**** LISTED ENTRIES
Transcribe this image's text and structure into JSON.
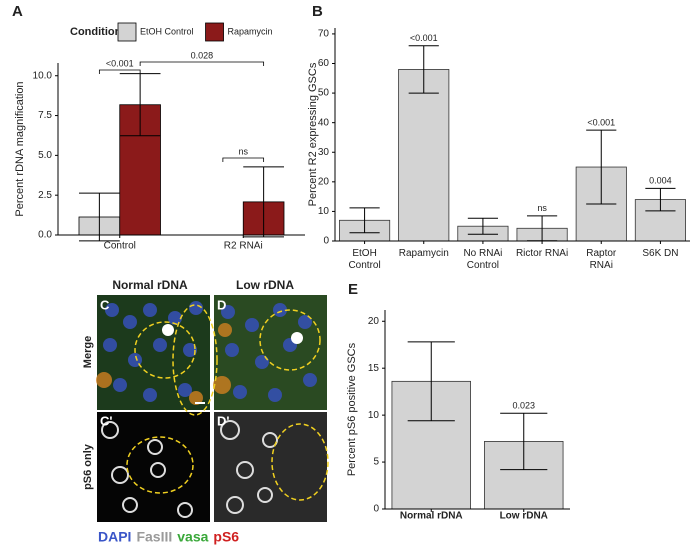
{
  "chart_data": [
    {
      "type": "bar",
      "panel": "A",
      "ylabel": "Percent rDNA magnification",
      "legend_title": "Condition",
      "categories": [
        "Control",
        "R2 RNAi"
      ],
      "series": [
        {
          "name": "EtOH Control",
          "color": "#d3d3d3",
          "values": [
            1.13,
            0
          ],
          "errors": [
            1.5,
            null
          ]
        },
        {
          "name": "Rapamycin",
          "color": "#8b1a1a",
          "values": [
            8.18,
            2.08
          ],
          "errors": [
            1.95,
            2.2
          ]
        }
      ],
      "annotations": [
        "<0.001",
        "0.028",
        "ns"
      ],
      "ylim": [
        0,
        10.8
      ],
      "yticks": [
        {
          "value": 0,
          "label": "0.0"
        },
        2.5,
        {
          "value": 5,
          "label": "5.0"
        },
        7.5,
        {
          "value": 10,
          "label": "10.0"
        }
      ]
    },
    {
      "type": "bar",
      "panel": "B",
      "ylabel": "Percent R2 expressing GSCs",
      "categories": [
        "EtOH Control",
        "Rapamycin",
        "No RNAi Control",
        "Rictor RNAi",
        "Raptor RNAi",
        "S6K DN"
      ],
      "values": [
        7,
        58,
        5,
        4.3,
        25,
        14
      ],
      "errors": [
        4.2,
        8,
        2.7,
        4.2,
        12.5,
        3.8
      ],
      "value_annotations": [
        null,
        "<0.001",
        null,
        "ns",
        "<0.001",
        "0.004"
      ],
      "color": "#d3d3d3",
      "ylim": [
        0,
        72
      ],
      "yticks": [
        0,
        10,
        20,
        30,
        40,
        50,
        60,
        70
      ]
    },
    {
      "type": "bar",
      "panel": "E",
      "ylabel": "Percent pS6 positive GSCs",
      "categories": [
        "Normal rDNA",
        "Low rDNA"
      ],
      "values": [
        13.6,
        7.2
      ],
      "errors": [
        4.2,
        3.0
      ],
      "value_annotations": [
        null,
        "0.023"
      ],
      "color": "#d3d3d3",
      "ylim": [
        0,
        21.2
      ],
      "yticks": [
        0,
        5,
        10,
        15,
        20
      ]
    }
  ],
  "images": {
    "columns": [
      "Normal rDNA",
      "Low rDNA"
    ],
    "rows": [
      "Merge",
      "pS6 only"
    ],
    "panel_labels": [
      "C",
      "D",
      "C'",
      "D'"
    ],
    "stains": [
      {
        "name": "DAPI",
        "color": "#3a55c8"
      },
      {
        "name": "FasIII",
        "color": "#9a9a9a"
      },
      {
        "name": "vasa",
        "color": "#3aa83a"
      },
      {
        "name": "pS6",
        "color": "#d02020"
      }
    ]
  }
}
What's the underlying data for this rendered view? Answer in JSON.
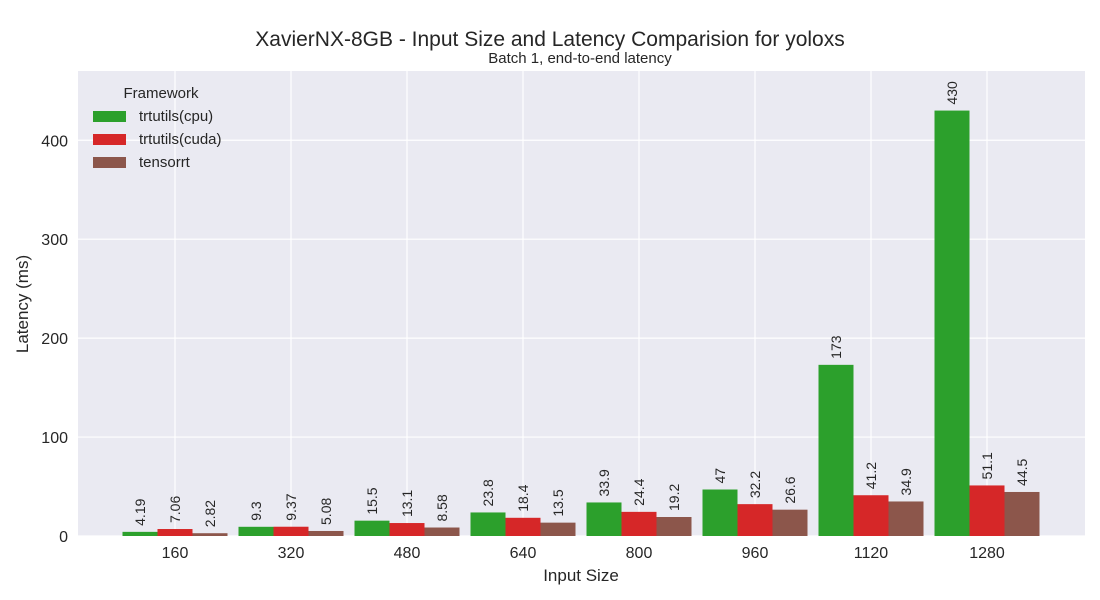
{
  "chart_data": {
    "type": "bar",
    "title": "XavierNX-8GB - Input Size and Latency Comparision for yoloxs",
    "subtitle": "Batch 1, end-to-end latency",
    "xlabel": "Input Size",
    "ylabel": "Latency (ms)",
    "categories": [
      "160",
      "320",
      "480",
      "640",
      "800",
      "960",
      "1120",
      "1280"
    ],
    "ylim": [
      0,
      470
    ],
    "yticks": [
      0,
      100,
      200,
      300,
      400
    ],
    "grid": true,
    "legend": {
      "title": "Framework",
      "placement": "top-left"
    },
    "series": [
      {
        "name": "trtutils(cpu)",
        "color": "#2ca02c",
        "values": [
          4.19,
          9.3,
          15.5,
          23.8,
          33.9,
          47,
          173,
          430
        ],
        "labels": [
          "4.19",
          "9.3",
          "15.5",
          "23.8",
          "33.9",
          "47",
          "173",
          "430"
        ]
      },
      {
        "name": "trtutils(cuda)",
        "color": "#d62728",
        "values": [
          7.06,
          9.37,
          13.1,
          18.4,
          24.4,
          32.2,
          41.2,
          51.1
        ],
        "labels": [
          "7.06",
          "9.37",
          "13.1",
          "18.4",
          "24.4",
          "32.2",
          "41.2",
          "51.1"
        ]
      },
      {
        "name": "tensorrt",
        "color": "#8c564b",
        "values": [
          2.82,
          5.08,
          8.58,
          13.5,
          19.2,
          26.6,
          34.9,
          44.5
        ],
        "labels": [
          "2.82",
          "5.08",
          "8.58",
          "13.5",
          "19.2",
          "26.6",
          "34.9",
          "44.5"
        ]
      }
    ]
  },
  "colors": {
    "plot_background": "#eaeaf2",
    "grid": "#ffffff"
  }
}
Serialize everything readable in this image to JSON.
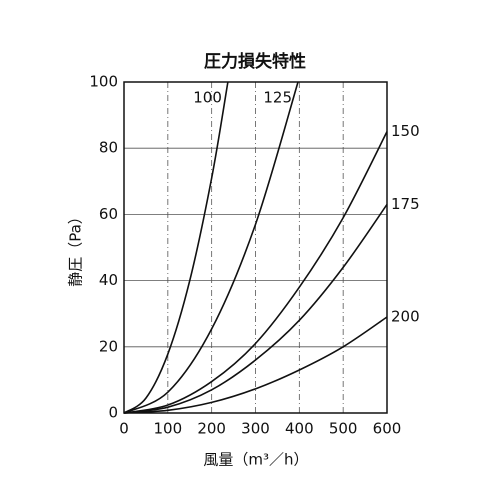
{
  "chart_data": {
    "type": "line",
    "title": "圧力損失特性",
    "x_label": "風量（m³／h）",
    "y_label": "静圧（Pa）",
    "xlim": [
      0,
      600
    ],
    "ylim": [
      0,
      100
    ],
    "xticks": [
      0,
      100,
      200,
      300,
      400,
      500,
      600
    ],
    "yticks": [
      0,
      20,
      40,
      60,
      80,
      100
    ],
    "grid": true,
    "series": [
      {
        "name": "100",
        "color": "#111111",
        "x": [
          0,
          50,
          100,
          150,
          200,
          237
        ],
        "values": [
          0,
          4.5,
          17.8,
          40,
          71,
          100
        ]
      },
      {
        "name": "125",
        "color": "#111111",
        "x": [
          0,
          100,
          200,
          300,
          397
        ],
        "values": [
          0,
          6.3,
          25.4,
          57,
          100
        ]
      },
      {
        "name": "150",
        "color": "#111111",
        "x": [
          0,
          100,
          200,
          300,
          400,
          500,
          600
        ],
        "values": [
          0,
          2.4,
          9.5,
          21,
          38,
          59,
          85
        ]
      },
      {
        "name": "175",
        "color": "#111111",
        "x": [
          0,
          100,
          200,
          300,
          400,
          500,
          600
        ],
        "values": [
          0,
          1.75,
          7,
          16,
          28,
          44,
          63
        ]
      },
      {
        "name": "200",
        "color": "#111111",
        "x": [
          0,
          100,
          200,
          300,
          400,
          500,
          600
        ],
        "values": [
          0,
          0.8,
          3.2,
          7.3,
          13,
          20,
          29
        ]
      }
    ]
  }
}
********
[SHORT EXERCISE] Drop the images and quote the entries word for word.

[RESPONSE TO THE TASK]
Transcribe this image's text and structure into JSON.
{
  "chart_data": [
    {
      "type": "bar",
      "panel": "A",
      "ylabel": "Percent rDNA magnification",
      "legend_title": "Condition",
      "categories": [
        "Control",
        "R2 RNAi"
      ],
      "series": [
        {
          "name": "EtOH Control",
          "color": "#d3d3d3",
          "values": [
            1.13,
            0
          ],
          "errors": [
            1.5,
            null
          ]
        },
        {
          "name": "Rapamycin",
          "color": "#8b1a1a",
          "values": [
            8.18,
            2.08
          ],
          "errors": [
            1.95,
            2.2
          ]
        }
      ],
      "annotations": [
        "<0.001",
        "0.028",
        "ns"
      ],
      "ylim": [
        0,
        10.8
      ],
      "yticks": [
        {
          "value": 0,
          "label": "0.0"
        },
        2.5,
        {
          "value": 5,
          "label": "5.0"
        },
        7.5,
        {
          "value": 10,
          "label": "10.0"
        }
      ]
    },
    {
      "type": "bar",
      "panel": "B",
      "ylabel": "Percent R2 expressing GSCs",
      "categories": [
        "EtOH Control",
        "Rapamycin",
        "No RNAi Control",
        "Rictor RNAi",
        "Raptor RNAi",
        "S6K DN"
      ],
      "values": [
        7,
        58,
        5,
        4.3,
        25,
        14
      ],
      "errors": [
        4.2,
        8,
        2.7,
        4.2,
        12.5,
        3.8
      ],
      "value_annotations": [
        null,
        "<0.001",
        null,
        "ns",
        "<0.001",
        "0.004"
      ],
      "color": "#d3d3d3",
      "ylim": [
        0,
        72
      ],
      "yticks": [
        0,
        10,
        20,
        30,
        40,
        50,
        60,
        70
      ]
    },
    {
      "type": "bar",
      "panel": "E",
      "ylabel": "Percent pS6 positive GSCs",
      "categories": [
        "Normal rDNA",
        "Low rDNA"
      ],
      "values": [
        13.6,
        7.2
      ],
      "errors": [
        4.2,
        3.0
      ],
      "value_annotations": [
        null,
        "0.023"
      ],
      "color": "#d3d3d3",
      "ylim": [
        0,
        21.2
      ],
      "yticks": [
        0,
        5,
        10,
        15,
        20
      ]
    }
  ],
  "images": {
    "columns": [
      "Normal rDNA",
      "Low rDNA"
    ],
    "rows": [
      "Merge",
      "pS6 only"
    ],
    "panel_labels": [
      "C",
      "D",
      "C'",
      "D'"
    ],
    "stains": [
      {
        "name": "DAPI",
        "color": "#3a55c8"
      },
      {
        "name": "FasIII",
        "color": "#9a9a9a"
      },
      {
        "name": "vasa",
        "color": "#3aa83a"
      },
      {
        "name": "pS6",
        "color": "#d02020"
      }
    ]
  }
}
What's the underlying data for this rendered view? Answer in JSON.
{
  "chart_data": {
    "type": "bar",
    "title": "XavierNX-8GB - Input Size and Latency Comparision for yoloxs",
    "subtitle": "Batch 1, end-to-end latency",
    "xlabel": "Input Size",
    "ylabel": "Latency (ms)",
    "categories": [
      "160",
      "320",
      "480",
      "640",
      "800",
      "960",
      "1120",
      "1280"
    ],
    "ylim": [
      0,
      470
    ],
    "yticks": [
      0,
      100,
      200,
      300,
      400
    ],
    "grid": true,
    "legend": {
      "title": "Framework",
      "placement": "top-left"
    },
    "series": [
      {
        "name": "trtutils(cpu)",
        "color": "#2ca02c",
        "values": [
          4.19,
          9.3,
          15.5,
          23.8,
          33.9,
          47,
          173,
          430
        ],
        "labels": [
          "4.19",
          "9.3",
          "15.5",
          "23.8",
          "33.9",
          "47",
          "173",
          "430"
        ]
      },
      {
        "name": "trtutils(cuda)",
        "color": "#d62728",
        "values": [
          7.06,
          9.37,
          13.1,
          18.4,
          24.4,
          32.2,
          41.2,
          51.1
        ],
        "labels": [
          "7.06",
          "9.37",
          "13.1",
          "18.4",
          "24.4",
          "32.2",
          "41.2",
          "51.1"
        ]
      },
      {
        "name": "tensorrt",
        "color": "#8c564b",
        "values": [
          2.82,
          5.08,
          8.58,
          13.5,
          19.2,
          26.6,
          34.9,
          44.5
        ],
        "labels": [
          "2.82",
          "5.08",
          "8.58",
          "13.5",
          "19.2",
          "26.6",
          "34.9",
          "44.5"
        ]
      }
    ]
  },
  "colors": {
    "plot_background": "#eaeaf2",
    "grid": "#ffffff"
  }
}
Serialize everything readable in this image to JSON.
{
  "chart_data": {
    "type": "line",
    "title": "圧力損失特性",
    "x_label": "風量（m³／h）",
    "y_label": "静圧（Pa）",
    "xlim": [
      0,
      600
    ],
    "ylim": [
      0,
      100
    ],
    "xticks": [
      0,
      100,
      200,
      300,
      400,
      500,
      600
    ],
    "yticks": [
      0,
      20,
      40,
      60,
      80,
      100
    ],
    "grid": true,
    "series": [
      {
        "name": "100",
        "color": "#111111",
        "x": [
          0,
          50,
          100,
          150,
          200,
          237
        ],
        "values": [
          0,
          4.5,
          17.8,
          40,
          71,
          100
        ]
      },
      {
        "name": "125",
        "color": "#111111",
        "x": [
          0,
          100,
          200,
          300,
          397
        ],
        "values": [
          0,
          6.3,
          25.4,
          57,
          100
        ]
      },
      {
        "name": "150",
        "color": "#111111",
        "x": [
          0,
          100,
          200,
          300,
          400,
          500,
          600
        ],
        "values": [
          0,
          2.4,
          9.5,
          21,
          38,
          59,
          85
        ]
      },
      {
        "name": "175",
        "color": "#111111",
        "x": [
          0,
          100,
          200,
          300,
          400,
          500,
          600
        ],
        "values": [
          0,
          1.75,
          7,
          16,
          28,
          44,
          63
        ]
      },
      {
        "name": "200",
        "color": "#111111",
        "x": [
          0,
          100,
          200,
          300,
          400,
          500,
          600
        ],
        "values": [
          0,
          0.8,
          3.2,
          7.3,
          13,
          20,
          29
        ]
      }
    ]
  }
}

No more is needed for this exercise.